▶ TASK DIRECTIONS:
The entries that follow are to be duplicated in full, character for character.
━━━━━━
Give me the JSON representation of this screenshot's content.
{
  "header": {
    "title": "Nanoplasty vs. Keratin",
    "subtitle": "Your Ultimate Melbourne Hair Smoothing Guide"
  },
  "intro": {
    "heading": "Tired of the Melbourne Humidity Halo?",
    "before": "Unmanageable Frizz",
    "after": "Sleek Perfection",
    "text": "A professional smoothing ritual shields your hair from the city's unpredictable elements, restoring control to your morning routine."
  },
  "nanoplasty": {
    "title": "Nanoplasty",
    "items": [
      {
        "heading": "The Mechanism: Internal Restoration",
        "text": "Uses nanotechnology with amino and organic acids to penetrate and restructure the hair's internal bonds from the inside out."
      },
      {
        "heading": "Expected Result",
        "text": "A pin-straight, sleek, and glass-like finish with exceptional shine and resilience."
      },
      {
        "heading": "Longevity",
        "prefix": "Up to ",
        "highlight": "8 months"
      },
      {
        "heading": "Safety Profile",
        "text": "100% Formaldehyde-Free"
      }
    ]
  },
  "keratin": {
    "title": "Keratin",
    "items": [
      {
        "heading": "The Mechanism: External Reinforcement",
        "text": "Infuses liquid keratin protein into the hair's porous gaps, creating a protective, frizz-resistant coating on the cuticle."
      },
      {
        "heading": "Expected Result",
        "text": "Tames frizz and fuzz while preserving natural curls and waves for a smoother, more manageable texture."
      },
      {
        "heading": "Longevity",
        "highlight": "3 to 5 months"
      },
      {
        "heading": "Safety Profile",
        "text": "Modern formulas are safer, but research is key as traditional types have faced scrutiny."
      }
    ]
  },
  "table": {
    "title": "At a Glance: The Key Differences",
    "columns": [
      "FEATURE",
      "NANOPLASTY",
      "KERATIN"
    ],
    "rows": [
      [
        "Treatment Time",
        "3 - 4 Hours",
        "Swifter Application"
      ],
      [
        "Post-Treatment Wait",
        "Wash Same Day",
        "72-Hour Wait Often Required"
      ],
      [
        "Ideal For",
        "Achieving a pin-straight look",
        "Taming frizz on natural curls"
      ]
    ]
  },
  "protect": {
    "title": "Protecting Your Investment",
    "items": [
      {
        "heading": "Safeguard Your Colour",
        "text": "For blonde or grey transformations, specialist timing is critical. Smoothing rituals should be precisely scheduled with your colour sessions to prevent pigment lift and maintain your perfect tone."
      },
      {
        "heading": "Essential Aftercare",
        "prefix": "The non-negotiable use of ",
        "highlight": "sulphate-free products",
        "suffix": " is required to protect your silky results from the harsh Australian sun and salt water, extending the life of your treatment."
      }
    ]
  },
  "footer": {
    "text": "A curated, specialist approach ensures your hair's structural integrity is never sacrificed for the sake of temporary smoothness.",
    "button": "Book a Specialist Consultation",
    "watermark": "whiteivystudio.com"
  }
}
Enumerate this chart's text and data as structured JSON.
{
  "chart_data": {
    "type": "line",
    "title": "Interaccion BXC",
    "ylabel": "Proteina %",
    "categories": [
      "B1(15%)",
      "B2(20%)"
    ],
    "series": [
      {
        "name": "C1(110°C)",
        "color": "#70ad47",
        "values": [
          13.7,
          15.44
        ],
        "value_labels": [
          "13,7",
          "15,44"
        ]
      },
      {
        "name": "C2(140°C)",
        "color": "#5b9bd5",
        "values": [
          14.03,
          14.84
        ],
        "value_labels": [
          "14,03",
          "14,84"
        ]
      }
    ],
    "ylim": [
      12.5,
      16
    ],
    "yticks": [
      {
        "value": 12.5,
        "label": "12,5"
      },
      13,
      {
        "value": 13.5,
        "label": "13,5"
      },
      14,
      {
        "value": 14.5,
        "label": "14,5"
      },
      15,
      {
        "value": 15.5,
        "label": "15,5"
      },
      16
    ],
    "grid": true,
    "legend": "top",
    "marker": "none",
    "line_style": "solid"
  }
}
━━━━━━
▶ RESPONSE:
Give me the JSON representation of this screenshot's content.
{
  "header": {
    "title": "Nanoplasty vs. Keratin",
    "subtitle": "Your Ultimate Melbourne Hair Smoothing Guide"
  },
  "intro": {
    "heading": "Tired of the Melbourne Humidity Halo?",
    "before": "Unmanageable Frizz",
    "after": "Sleek Perfection",
    "text": "A professional smoothing ritual shields your hair from the city's unpredictable elements, restoring control to your morning routine."
  },
  "nanoplasty": {
    "title": "Nanoplasty",
    "items": [
      {
        "heading": "The Mechanism: Internal Restoration",
        "text": "Uses nanotechnology with amino and organic acids to penetrate and restructure the hair's internal bonds from the inside out."
      },
      {
        "heading": "Expected Result",
        "text": "A pin-straight, sleek, and glass-like finish with exceptional shine and resilience."
      },
      {
        "heading": "Longevity",
        "prefix": "Up to ",
        "highlight": "8 months"
      },
      {
        "heading": "Safety Profile",
        "text": "100% Formaldehyde-Free"
      }
    ]
  },
  "keratin": {
    "title": "Keratin",
    "items": [
      {
        "heading": "The Mechanism: External Reinforcement",
        "text": "Infuses liquid keratin protein into the hair's porous gaps, creating a protective, frizz-resistant coating on the cuticle."
      },
      {
        "heading": "Expected Result",
        "text": "Tames frizz and fuzz while preserving natural curls and waves for a smoother, more manageable texture."
      },
      {
        "heading": "Longevity",
        "highlight": "3 to 5 months"
      },
      {
        "heading": "Safety Profile",
        "text": "Modern formulas are safer, but research is key as traditional types have faced scrutiny."
      }
    ]
  },
  "table": {
    "title": "At a Glance: The Key Differences",
    "columns": [
      "FEATURE",
      "NANOPLASTY",
      "KERATIN"
    ],
    "rows": [
      [
        "Treatment Time",
        "3 - 4 Hours",
        "Swifter Application"
      ],
      [
        "Post-Treatment Wait",
        "Wash Same Day",
        "72-Hour Wait Often Required"
      ],
      [
        "Ideal For",
        "Achieving a pin-straight look",
        "Taming frizz on natural curls"
      ]
    ]
  },
  "protect": {
    "title": "Protecting Your Investment",
    "items": [
      {
        "heading": "Safeguard Your Colour",
        "text": "For blonde or grey transformations, specialist timing is critical. Smoothing rituals should be precisely scheduled with your colour sessions to prevent pigment lift and maintain your perfect tone."
      },
      {
        "heading": "Essential Aftercare",
        "prefix": "The non-negotiable use of ",
        "highlight": "sulphate-free products",
        "suffix": " is required to protect your silky results from the harsh Australian sun and salt water, extending the life of your treatment."
      }
    ]
  },
  "footer": {
    "text": "A curated, specialist approach ensures your hair's structural integrity is never sacrificed for the sake of temporary smoothness.",
    "button": "Book a Specialist Consultation",
    "watermark": "whiteivystudio.com"
  }
}
Enumerate this chart's text and data as structured JSON.
{
  "chart_data": {
    "type": "line",
    "title": "Interaccion BXC",
    "ylabel": "Proteina %",
    "categories": [
      "B1(15%)",
      "B2(20%)"
    ],
    "series": [
      {
        "name": "C1(110°C)",
        "color": "#70ad47",
        "values": [
          13.7,
          15.44
        ],
        "value_labels": [
          "13,7",
          "15,44"
        ]
      },
      {
        "name": "C2(140°C)",
        "color": "#5b9bd5",
        "values": [
          14.03,
          14.84
        ],
        "value_labels": [
          "14,03",
          "14,84"
        ]
      }
    ],
    "ylim": [
      12.5,
      16
    ],
    "yticks": [
      {
        "value": 12.5,
        "label": "12,5"
      },
      13,
      {
        "value": 13.5,
        "label": "13,5"
      },
      14,
      {
        "value": 14.5,
        "label": "14,5"
      },
      15,
      {
        "value": 15.5,
        "label": "15,5"
      },
      16
    ],
    "grid": true,
    "legend": "top",
    "marker": "none",
    "line_style": "solid"
  }
}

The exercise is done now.